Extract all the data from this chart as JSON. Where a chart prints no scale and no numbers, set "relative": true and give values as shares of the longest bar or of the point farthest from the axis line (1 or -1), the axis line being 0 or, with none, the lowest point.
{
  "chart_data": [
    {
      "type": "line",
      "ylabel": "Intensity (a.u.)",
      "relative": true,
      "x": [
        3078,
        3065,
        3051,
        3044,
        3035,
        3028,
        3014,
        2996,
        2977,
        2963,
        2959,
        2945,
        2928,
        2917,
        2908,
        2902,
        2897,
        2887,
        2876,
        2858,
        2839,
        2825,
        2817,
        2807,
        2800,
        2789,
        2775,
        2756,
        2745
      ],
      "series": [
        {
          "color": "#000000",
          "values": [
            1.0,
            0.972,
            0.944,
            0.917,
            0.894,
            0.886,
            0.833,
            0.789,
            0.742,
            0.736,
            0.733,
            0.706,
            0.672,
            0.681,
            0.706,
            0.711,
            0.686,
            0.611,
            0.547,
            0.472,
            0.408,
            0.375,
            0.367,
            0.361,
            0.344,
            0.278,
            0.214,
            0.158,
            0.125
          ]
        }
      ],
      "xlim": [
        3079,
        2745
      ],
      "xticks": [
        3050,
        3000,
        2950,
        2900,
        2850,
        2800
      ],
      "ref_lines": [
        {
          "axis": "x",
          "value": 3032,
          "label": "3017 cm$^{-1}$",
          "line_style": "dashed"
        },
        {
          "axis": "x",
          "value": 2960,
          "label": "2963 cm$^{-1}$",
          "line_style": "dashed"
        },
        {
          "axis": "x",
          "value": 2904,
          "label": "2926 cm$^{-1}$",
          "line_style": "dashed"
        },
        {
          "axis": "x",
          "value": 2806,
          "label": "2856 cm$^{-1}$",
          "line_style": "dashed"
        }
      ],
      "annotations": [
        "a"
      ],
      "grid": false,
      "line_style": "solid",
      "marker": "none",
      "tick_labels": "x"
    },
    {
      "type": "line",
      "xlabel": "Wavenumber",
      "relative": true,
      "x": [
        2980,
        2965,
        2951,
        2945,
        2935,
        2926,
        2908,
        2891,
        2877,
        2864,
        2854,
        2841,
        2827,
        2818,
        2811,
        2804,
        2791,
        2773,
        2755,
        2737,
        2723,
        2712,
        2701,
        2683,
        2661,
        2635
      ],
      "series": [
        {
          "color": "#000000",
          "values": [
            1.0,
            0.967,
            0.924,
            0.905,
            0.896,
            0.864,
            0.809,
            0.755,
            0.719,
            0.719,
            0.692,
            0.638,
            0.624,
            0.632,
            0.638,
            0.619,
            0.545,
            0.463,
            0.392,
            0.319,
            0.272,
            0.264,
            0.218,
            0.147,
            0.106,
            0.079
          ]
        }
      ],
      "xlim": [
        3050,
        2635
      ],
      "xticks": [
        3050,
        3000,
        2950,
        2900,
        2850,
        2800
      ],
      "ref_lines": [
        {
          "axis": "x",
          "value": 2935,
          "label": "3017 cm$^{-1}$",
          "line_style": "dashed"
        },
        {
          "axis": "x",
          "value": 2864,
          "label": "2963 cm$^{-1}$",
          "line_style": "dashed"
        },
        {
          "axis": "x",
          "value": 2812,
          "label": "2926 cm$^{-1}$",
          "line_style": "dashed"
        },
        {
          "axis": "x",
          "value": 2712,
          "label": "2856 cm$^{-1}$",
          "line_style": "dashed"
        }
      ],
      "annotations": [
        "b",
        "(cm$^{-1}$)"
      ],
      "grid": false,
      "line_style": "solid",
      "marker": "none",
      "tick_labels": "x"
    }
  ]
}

------------------------

EXERCISE AIM:
Give an exact copy of all the data shown above.

FINISHED ANSWER:
Extract all the data from this chart as JSON. Where a chart prints no scale and no numbers, set "relative": true and give values as shares of the longest bar or of the point farthest from the axis line (1 or -1), the axis line being 0 or, with none, the lowest point.
{
  "chart_data": [
    {
      "type": "line",
      "ylabel": "Intensity (a.u.)",
      "relative": true,
      "x": [
        3078,
        3065,
        3051,
        3044,
        3035,
        3028,
        3014,
        2996,
        2977,
        2963,
        2959,
        2945,
        2928,
        2917,
        2908,
        2902,
        2897,
        2887,
        2876,
        2858,
        2839,
        2825,
        2817,
        2807,
        2800,
        2789,
        2775,
        2756,
        2745
      ],
      "series": [
        {
          "color": "#000000",
          "values": [
            1.0,
            0.972,
            0.944,
            0.917,
            0.894,
            0.886,
            0.833,
            0.789,
            0.742,
            0.736,
            0.733,
            0.706,
            0.672,
            0.681,
            0.706,
            0.711,
            0.686,
            0.611,
            0.547,
            0.472,
            0.408,
            0.375,
            0.367,
            0.361,
            0.344,
            0.278,
            0.214,
            0.158,
            0.125
          ]
        }
      ],
      "xlim": [
        3079,
        2745
      ],
      "xticks": [
        3050,
        3000,
        2950,
        2900,
        2850,
        2800
      ],
      "ref_lines": [
        {
          "axis": "x",
          "value": 3032,
          "label": "3017 cm$^{-1}$",
          "line_style": "dashed"
        },
        {
          "axis": "x",
          "value": 2960,
          "label": "2963 cm$^{-1}$",
          "line_style": "dashed"
        },
        {
          "axis": "x",
          "value": 2904,
          "label": "2926 cm$^{-1}$",
          "line_style": "dashed"
        },
        {
          "axis": "x",
          "value": 2806,
          "label": "2856 cm$^{-1}$",
          "line_style": "dashed"
        }
      ],
      "annotations": [
        "a"
      ],
      "grid": false,
      "line_style": "solid",
      "marker": "none",
      "tick_labels": "x"
    },
    {
      "type": "line",
      "xlabel": "Wavenumber",
      "relative": true,
      "x": [
        2980,
        2965,
        2951,
        2945,
        2935,
        2926,
        2908,
        2891,
        2877,
        2864,
        2854,
        2841,
        2827,
        2818,
        2811,
        2804,
        2791,
        2773,
        2755,
        2737,
        2723,
        2712,
        2701,
        2683,
        2661,
        2635
      ],
      "series": [
        {
          "color": "#000000",
          "values": [
            1.0,
            0.967,
            0.924,
            0.905,
            0.896,
            0.864,
            0.809,
            0.755,
            0.719,
            0.719,
            0.692,
            0.638,
            0.624,
            0.632,
            0.638,
            0.619,
            0.545,
            0.463,
            0.392,
            0.319,
            0.272,
            0.264,
            0.218,
            0.147,
            0.106,
            0.079
          ]
        }
      ],
      "xlim": [
        3050,
        2635
      ],
      "xticks": [
        3050,
        3000,
        2950,
        2900,
        2850,
        2800
      ],
      "ref_lines": [
        {
          "axis": "x",
          "value": 2935,
          "label": "3017 cm$^{-1}$",
          "line_style": "dashed"
        },
        {
          "axis": "x",
          "value": 2864,
          "label": "2963 cm$^{-1}$",
          "line_style": "dashed"
        },
        {
          "axis": "x",
          "value": 2812,
          "label": "2926 cm$^{-1}$",
          "line_style": "dashed"
        },
        {
          "axis": "x",
          "value": 2712,
          "label": "2856 cm$^{-1}$",
          "line_style": "dashed"
        }
      ],
      "annotations": [
        "b",
        "(cm$^{-1}$)"
      ],
      "grid": false,
      "line_style": "solid",
      "marker": "none",
      "tick_labels": "x"
    }
  ]
}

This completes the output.